◆ Exercise aim
Would you return the entries exactly, with every line intact?

━━━━━ Data listing

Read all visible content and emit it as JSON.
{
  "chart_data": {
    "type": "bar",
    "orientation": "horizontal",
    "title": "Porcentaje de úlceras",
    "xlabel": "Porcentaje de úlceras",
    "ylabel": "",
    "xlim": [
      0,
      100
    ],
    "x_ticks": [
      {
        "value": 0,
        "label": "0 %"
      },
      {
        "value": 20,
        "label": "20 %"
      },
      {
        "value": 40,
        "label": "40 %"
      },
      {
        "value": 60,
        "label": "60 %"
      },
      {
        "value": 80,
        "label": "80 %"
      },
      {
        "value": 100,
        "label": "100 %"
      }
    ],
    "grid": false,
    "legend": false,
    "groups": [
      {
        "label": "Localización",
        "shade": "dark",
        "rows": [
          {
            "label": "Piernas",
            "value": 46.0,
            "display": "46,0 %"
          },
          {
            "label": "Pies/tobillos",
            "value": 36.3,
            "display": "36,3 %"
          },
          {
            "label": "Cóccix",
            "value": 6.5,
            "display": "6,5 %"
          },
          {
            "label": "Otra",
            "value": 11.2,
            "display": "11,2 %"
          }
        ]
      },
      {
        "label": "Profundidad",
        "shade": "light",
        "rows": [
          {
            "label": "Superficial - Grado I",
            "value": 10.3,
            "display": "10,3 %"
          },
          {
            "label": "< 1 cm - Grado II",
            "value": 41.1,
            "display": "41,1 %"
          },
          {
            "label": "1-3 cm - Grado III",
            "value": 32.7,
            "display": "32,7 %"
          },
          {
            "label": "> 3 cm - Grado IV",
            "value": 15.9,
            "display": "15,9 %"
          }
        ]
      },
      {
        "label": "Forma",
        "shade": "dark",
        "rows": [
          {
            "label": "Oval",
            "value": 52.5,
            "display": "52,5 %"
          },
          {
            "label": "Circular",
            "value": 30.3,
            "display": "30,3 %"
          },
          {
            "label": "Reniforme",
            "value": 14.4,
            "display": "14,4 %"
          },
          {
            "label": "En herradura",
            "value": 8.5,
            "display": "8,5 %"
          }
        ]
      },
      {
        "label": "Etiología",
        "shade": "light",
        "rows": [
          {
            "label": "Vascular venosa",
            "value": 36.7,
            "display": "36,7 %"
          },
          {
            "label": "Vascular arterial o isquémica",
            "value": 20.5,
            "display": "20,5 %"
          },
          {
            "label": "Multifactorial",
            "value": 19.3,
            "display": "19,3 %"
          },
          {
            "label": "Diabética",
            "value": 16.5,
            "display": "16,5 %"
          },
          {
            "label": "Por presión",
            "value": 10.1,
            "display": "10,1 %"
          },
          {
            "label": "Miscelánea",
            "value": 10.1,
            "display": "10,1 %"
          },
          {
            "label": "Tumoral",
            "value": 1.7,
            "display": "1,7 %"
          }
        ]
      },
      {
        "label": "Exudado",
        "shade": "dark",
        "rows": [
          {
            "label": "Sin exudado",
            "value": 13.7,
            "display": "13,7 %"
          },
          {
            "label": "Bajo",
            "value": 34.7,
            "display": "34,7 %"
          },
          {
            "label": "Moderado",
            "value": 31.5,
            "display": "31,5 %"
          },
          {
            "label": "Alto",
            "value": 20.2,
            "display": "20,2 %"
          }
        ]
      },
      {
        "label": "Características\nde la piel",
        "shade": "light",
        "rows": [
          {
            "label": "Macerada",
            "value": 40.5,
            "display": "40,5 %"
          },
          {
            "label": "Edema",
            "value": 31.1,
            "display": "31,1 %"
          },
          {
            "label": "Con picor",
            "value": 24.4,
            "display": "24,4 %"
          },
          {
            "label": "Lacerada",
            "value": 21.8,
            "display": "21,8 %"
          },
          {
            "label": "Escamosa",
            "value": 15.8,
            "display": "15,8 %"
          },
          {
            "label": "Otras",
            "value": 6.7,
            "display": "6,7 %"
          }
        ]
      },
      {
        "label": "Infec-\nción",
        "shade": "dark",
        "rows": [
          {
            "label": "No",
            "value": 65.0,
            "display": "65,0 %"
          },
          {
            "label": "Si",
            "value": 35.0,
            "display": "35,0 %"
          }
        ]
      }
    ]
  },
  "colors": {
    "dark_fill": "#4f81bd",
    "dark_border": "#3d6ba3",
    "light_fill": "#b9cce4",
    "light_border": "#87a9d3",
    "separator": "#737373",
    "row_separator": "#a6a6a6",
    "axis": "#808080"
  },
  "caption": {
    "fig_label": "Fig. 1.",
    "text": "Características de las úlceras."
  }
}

━━━━━━━━━━

◆ Problem solution
Read all visible content and emit it as JSON.
{
  "chart_data": {
    "type": "bar",
    "orientation": "horizontal",
    "title": "Porcentaje de úlceras",
    "xlabel": "Porcentaje de úlceras",
    "ylabel": "",
    "xlim": [
      0,
      100
    ],
    "x_ticks": [
      {
        "value": 0,
        "label": "0 %"
      },
      {
        "value": 20,
        "label": "20 %"
      },
      {
        "value": 40,
        "label": "40 %"
      },
      {
        "value": 60,
        "label": "60 %"
      },
      {
        "value": 80,
        "label": "80 %"
      },
      {
        "value": 100,
        "label": "100 %"
      }
    ],
    "grid": false,
    "legend": false,
    "groups": [
      {
        "label": "Localización",
        "shade": "dark",
        "rows": [
          {
            "label": "Piernas",
            "value": 46.0,
            "display": "46,0 %"
          },
          {
            "label": "Pies/tobillos",
            "value": 36.3,
            "display": "36,3 %"
          },
          {
            "label": "Cóccix",
            "value": 6.5,
            "display": "6,5 %"
          },
          {
            "label": "Otra",
            "value": 11.2,
            "display": "11,2 %"
          }
        ]
      },
      {
        "label": "Profundidad",
        "shade": "light",
        "rows": [
          {
            "label": "Superficial - Grado I",
            "value": 10.3,
            "display": "10,3 %"
          },
          {
            "label": "< 1 cm - Grado II",
            "value": 41.1,
            "display": "41,1 %"
          },
          {
            "label": "1-3 cm - Grado III",
            "value": 32.7,
            "display": "32,7 %"
          },
          {
            "label": "> 3 cm - Grado IV",
            "value": 15.9,
            "display": "15,9 %"
          }
        ]
      },
      {
        "label": "Forma",
        "shade": "dark",
        "rows": [
          {
            "label": "Oval",
            "value": 52.5,
            "display": "52,5 %"
          },
          {
            "label": "Circular",
            "value": 30.3,
            "display": "30,3 %"
          },
          {
            "label": "Reniforme",
            "value": 14.4,
            "display": "14,4 %"
          },
          {
            "label": "En herradura",
            "value": 8.5,
            "display": "8,5 %"
          }
        ]
      },
      {
        "label": "Etiología",
        "shade": "light",
        "rows": [
          {
            "label": "Vascular venosa",
            "value": 36.7,
            "display": "36,7 %"
          },
          {
            "label": "Vascular arterial o isquémica",
            "value": 20.5,
            "display": "20,5 %"
          },
          {
            "label": "Multifactorial",
            "value": 19.3,
            "display": "19,3 %"
          },
          {
            "label": "Diabética",
            "value": 16.5,
            "display": "16,5 %"
          },
          {
            "label": "Por presión",
            "value": 10.1,
            "display": "10,1 %"
          },
          {
            "label": "Miscelánea",
            "value": 10.1,
            "display": "10,1 %"
          },
          {
            "label": "Tumoral",
            "value": 1.7,
            "display": "1,7 %"
          }
        ]
      },
      {
        "label": "Exudado",
        "shade": "dark",
        "rows": [
          {
            "label": "Sin exudado",
            "value": 13.7,
            "display": "13,7 %"
          },
          {
            "label": "Bajo",
            "value": 34.7,
            "display": "34,7 %"
          },
          {
            "label": "Moderado",
            "value": 31.5,
            "display": "31,5 %"
          },
          {
            "label": "Alto",
            "value": 20.2,
            "display": "20,2 %"
          }
        ]
      },
      {
        "label": "Características\nde la piel",
        "shade": "light",
        "rows": [
          {
            "label": "Macerada",
            "value": 40.5,
            "display": "40,5 %"
          },
          {
            "label": "Edema",
            "value": 31.1,
            "display": "31,1 %"
          },
          {
            "label": "Con picor",
            "value": 24.4,
            "display": "24,4 %"
          },
          {
            "label": "Lacerada",
            "value": 21.8,
            "display": "21,8 %"
          },
          {
            "label": "Escamosa",
            "value": 15.8,
            "display": "15,8 %"
          },
          {
            "label": "Otras",
            "value": 6.7,
            "display": "6,7 %"
          }
        ]
      },
      {
        "label": "Infec-\nción",
        "shade": "dark",
        "rows": [
          {
            "label": "No",
            "value": 65.0,
            "display": "65,0 %"
          },
          {
            "label": "Si",
            "value": 35.0,
            "display": "35,0 %"
          }
        ]
      }
    ]
  },
  "colors": {
    "dark_fill": "#4f81bd",
    "dark_border": "#3d6ba3",
    "light_fill": "#b9cce4",
    "light_border": "#87a9d3",
    "separator": "#737373",
    "row_separator": "#a6a6a6",
    "axis": "#808080"
  },
  "caption": {
    "fig_label": "Fig. 1.",
    "text": "Características de las úlceras."
  }
}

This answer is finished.